** START Source records **

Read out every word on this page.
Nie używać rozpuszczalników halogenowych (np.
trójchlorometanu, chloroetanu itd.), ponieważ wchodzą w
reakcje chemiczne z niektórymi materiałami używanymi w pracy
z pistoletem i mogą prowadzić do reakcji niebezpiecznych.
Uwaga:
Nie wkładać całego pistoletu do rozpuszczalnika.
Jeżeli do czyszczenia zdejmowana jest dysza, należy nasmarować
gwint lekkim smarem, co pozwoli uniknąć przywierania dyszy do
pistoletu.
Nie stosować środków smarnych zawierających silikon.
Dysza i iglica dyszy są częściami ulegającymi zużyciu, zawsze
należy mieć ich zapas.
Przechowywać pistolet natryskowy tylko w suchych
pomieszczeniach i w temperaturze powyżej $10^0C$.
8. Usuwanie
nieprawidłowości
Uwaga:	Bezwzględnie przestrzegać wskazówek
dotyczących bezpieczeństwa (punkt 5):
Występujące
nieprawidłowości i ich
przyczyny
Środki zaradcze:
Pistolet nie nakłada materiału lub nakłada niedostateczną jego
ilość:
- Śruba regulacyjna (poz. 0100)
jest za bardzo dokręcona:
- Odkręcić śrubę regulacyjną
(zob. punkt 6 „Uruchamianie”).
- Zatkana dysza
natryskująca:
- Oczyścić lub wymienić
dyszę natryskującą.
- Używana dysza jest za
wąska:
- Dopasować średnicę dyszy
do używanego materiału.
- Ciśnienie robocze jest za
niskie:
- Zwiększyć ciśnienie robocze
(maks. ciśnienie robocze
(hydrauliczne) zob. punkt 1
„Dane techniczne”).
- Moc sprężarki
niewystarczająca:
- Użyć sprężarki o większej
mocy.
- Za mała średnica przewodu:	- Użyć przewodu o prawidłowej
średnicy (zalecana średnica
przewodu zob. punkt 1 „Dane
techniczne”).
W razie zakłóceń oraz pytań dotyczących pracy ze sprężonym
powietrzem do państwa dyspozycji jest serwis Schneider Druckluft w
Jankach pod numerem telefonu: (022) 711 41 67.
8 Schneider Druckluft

** END Source records **

→ Goal of the exercise:
Repeat the preceding lines exactly, please, every one of them.

→ Task answer:
Read out every word on this page.
Nie używać rozpuszczalników halogenowych (np.
trójchlorometanu, chloroetanu itd.), ponieważ wchodzą w
reakcje chemiczne z niektórymi materiałami używanymi w pracy
z pistoletem i mogą prowadzić do reakcji niebezpiecznych.
Uwaga:
Nie wkładać całego pistoletu do rozpuszczalnika.
Jeżeli do czyszczenia zdejmowana jest dysza, należy nasmarować
gwint lekkim smarem, co pozwoli uniknąć przywierania dyszy do
pistoletu.
Nie stosować środków smarnych zawierających silikon.
Dysza i iglica dyszy są częściami ulegającymi zużyciu, zawsze
należy mieć ich zapas.
Przechowywać pistolet natryskowy tylko w suchych
pomieszczeniach i w temperaturze powyżej $10^0C$.
8. Usuwanie
nieprawidłowości
Uwaga:	Bezwzględnie przestrzegać wskazówek
dotyczących bezpieczeństwa (punkt 5):
Występujące
nieprawidłowości i ich
przyczyny
Środki zaradcze:
Pistolet nie nakłada materiału lub nakłada niedostateczną jego
ilość:
- Śruba regulacyjna (poz. 0100)
jest za bardzo dokręcona:
- Odkręcić śrubę regulacyjną
(zob. punkt 6 „Uruchamianie”).
- Zatkana dysza
natryskująca:
- Oczyścić lub wymienić
dyszę natryskującą.
- Używana dysza jest za
wąska:
- Dopasować średnicę dyszy
do używanego materiału.
- Ciśnienie robocze jest za
niskie:
- Zwiększyć ciśnienie robocze
(maks. ciśnienie robocze
(hydrauliczne) zob. punkt 1
„Dane techniczne”).
- Moc sprężarki
niewystarczająca:
- Użyć sprężarki o większej
mocy.
- Za mała średnica przewodu:	- Użyć przewodu o prawidłowej
średnicy (zalecana średnica
przewodu zob. punkt 1 „Dane
techniczne”).
W razie zakłóceń oraz pytań dotyczących pracy ze sprężonym
powietrzem do państwa dyspozycji jest serwis Schneider Druckluft w
Jankach pod numerem telefonu: (022) 711 41 67.
8 Schneider Druckluft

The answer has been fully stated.